— WORK REQUIRED —
Without the pictures, copy the entries below word for word.

— DATA SUPPLIED —
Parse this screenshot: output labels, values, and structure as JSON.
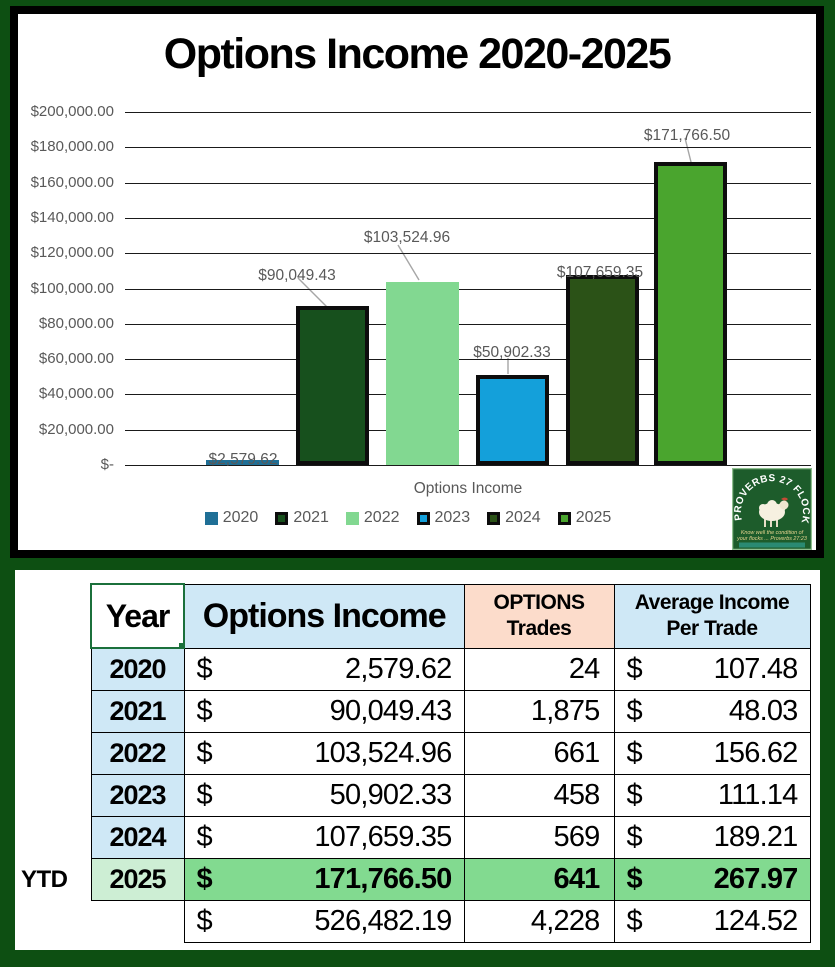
{
  "chart": {
    "title": "Options Income 2020-2025",
    "x_axis_label": "Options Income",
    "y_ticks": [
      "$200,000.00",
      "$180,000.00",
      "$160,000.00",
      "$140,000.00",
      "$120,000.00",
      "$100,000.00",
      "$80,000.00",
      "$60,000.00",
      "$40,000.00",
      "$20,000.00",
      "$-"
    ]
  },
  "chart_data": {
    "type": "bar",
    "title": "Options Income 2020-2025",
    "categories": [
      "2020",
      "2021",
      "2022",
      "2023",
      "2024",
      "2025"
    ],
    "values": [
      2579.62,
      90049.43,
      103524.96,
      50902.33,
      107659.35,
      171766.5
    ],
    "data_labels": [
      "$2,579.62",
      "$90,049.43",
      "$103,524.96",
      "$50,902.33",
      "$107,659.35",
      "$171,766.50"
    ],
    "colors": [
      "#1f6f96",
      "#17501d",
      "#82d891",
      "#14a0da",
      "#2b5217",
      "#4aa52e"
    ],
    "bordered_series": [
      false,
      true,
      false,
      true,
      true,
      true
    ],
    "bar_border_color": "#0d0d0d",
    "xlabel": "Options Income",
    "ylabel": "",
    "ylim": [
      0,
      200000
    ],
    "ytick_step": 20000,
    "grid": true,
    "legend_position": "bottom",
    "label_color": "#595959"
  },
  "logo": {
    "arc_text": "PROVERBS 27 FLOCKS",
    "caption_line1": "Know well the condition of",
    "caption_line2": "your flocks ... Proverbs 27:23"
  },
  "table": {
    "ytd_label": "YTD",
    "headers": {
      "year": "Year",
      "income": "Options Income",
      "trades_line1": "OPTIONS",
      "trades_line2": "Trades",
      "avg_line1": "Average Income",
      "avg_line2": "Per Trade"
    },
    "rows": [
      {
        "year": "2020",
        "currency": "$",
        "income": "2,579.62",
        "trades": "24",
        "avg_currency": "$",
        "avg": "107.48",
        "highlight": false
      },
      {
        "year": "2021",
        "currency": "$",
        "income": "90,049.43",
        "trades": "1,875",
        "avg_currency": "$",
        "avg": "48.03",
        "highlight": false
      },
      {
        "year": "2022",
        "currency": "$",
        "income": "103,524.96",
        "trades": "661",
        "avg_currency": "$",
        "avg": "156.62",
        "highlight": false
      },
      {
        "year": "2023",
        "currency": "$",
        "income": "50,902.33",
        "trades": "458",
        "avg_currency": "$",
        "avg": "111.14",
        "highlight": false
      },
      {
        "year": "2024",
        "currency": "$",
        "income": "107,659.35",
        "trades": "569",
        "avg_currency": "$",
        "avg": "189.21",
        "highlight": false
      },
      {
        "year": "2025",
        "currency": "$",
        "income": "171,766.50",
        "trades": "641",
        "avg_currency": "$",
        "avg": "267.97",
        "highlight": true
      }
    ],
    "total": {
      "currency": "$",
      "income": "526,482.19",
      "trades": "4,228",
      "avg_currency": "$",
      "avg": "124.52"
    },
    "colors": {
      "header_blue": "#cfe8f6",
      "header_peach": "#fcdccb",
      "highlight_green": "#82da90",
      "highlight_year_green": "#cdeed4",
      "selection_green": "#1b703b"
    }
  }
}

— RESPONSE FOR THIS EXERCISE —
Parse this screenshot: output labels, values, and structure as JSON.
{
  "chart": {
    "title": "Options Income 2020-2025",
    "x_axis_label": "Options Income",
    "y_ticks": [
      "$200,000.00",
      "$180,000.00",
      "$160,000.00",
      "$140,000.00",
      "$120,000.00",
      "$100,000.00",
      "$80,000.00",
      "$60,000.00",
      "$40,000.00",
      "$20,000.00",
      "$-"
    ]
  },
  "chart_data": {
    "type": "bar",
    "title": "Options Income 2020-2025",
    "categories": [
      "2020",
      "2021",
      "2022",
      "2023",
      "2024",
      "2025"
    ],
    "values": [
      2579.62,
      90049.43,
      103524.96,
      50902.33,
      107659.35,
      171766.5
    ],
    "data_labels": [
      "$2,579.62",
      "$90,049.43",
      "$103,524.96",
      "$50,902.33",
      "$107,659.35",
      "$171,766.50"
    ],
    "colors": [
      "#1f6f96",
      "#17501d",
      "#82d891",
      "#14a0da",
      "#2b5217",
      "#4aa52e"
    ],
    "bordered_series": [
      false,
      true,
      false,
      true,
      true,
      true
    ],
    "bar_border_color": "#0d0d0d",
    "xlabel": "Options Income",
    "ylabel": "",
    "ylim": [
      0,
      200000
    ],
    "ytick_step": 20000,
    "grid": true,
    "legend_position": "bottom",
    "label_color": "#595959"
  },
  "logo": {
    "arc_text": "PROVERBS 27 FLOCKS",
    "caption_line1": "Know well the condition of",
    "caption_line2": "your flocks ... Proverbs 27:23"
  },
  "table": {
    "ytd_label": "YTD",
    "headers": {
      "year": "Year",
      "income": "Options Income",
      "trades_line1": "OPTIONS",
      "trades_line2": "Trades",
      "avg_line1": "Average Income",
      "avg_line2": "Per Trade"
    },
    "rows": [
      {
        "year": "2020",
        "currency": "$",
        "income": "2,579.62",
        "trades": "24",
        "avg_currency": "$",
        "avg": "107.48",
        "highlight": false
      },
      {
        "year": "2021",
        "currency": "$",
        "income": "90,049.43",
        "trades": "1,875",
        "avg_currency": "$",
        "avg": "48.03",
        "highlight": false
      },
      {
        "year": "2022",
        "currency": "$",
        "income": "103,524.96",
        "trades": "661",
        "avg_currency": "$",
        "avg": "156.62",
        "highlight": false
      },
      {
        "year": "2023",
        "currency": "$",
        "income": "50,902.33",
        "trades": "458",
        "avg_currency": "$",
        "avg": "111.14",
        "highlight": false
      },
      {
        "year": "2024",
        "currency": "$",
        "income": "107,659.35",
        "trades": "569",
        "avg_currency": "$",
        "avg": "189.21",
        "highlight": false
      },
      {
        "year": "2025",
        "currency": "$",
        "income": "171,766.50",
        "trades": "641",
        "avg_currency": "$",
        "avg": "267.97",
        "highlight": true
      }
    ],
    "total": {
      "currency": "$",
      "income": "526,482.19",
      "trades": "4,228",
      "avg_currency": "$",
      "avg": "124.52"
    },
    "colors": {
      "header_blue": "#cfe8f6",
      "header_peach": "#fcdccb",
      "highlight_green": "#82da90",
      "highlight_year_green": "#cdeed4",
      "selection_green": "#1b703b"
    }
  }
}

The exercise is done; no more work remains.